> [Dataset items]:
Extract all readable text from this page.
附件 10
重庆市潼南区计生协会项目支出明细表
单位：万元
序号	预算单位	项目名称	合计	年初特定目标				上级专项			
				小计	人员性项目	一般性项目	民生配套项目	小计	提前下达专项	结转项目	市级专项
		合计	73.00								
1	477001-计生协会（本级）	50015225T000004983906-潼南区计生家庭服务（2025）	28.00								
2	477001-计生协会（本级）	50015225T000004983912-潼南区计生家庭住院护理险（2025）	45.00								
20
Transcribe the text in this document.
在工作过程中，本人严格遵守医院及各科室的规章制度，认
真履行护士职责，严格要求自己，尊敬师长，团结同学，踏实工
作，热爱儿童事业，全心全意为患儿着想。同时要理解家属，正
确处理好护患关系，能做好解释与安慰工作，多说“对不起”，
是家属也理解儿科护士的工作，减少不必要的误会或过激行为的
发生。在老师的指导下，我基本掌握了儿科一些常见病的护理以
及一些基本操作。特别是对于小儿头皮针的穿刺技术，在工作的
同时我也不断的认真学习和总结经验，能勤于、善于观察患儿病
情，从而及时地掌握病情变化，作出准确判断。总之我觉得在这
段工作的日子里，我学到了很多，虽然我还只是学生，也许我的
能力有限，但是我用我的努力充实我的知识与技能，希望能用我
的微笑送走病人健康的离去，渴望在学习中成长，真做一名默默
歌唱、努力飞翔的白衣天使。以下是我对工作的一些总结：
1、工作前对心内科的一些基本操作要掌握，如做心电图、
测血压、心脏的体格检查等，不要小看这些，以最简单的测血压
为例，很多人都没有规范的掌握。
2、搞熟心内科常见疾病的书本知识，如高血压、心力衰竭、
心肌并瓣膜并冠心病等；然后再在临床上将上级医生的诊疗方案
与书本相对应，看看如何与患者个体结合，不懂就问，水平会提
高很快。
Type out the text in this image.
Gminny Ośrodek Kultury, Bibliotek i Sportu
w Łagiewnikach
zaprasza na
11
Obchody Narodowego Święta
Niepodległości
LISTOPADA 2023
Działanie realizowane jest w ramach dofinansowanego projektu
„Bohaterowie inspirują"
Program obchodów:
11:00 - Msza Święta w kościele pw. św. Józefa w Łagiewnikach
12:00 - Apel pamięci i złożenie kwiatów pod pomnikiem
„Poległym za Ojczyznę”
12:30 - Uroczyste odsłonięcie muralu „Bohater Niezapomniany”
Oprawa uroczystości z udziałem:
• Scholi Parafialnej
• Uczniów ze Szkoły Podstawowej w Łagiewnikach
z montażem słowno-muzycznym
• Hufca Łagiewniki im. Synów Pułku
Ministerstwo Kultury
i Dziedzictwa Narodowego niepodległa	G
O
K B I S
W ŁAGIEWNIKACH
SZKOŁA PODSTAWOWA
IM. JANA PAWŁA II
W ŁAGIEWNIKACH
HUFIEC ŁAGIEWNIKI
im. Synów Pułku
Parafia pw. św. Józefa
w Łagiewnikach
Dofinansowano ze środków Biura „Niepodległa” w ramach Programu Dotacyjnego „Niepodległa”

> [Directions for this task]: Going through the lines above one by one, tally those with the word "Narodowego" and give only the total.

> [Result]: 2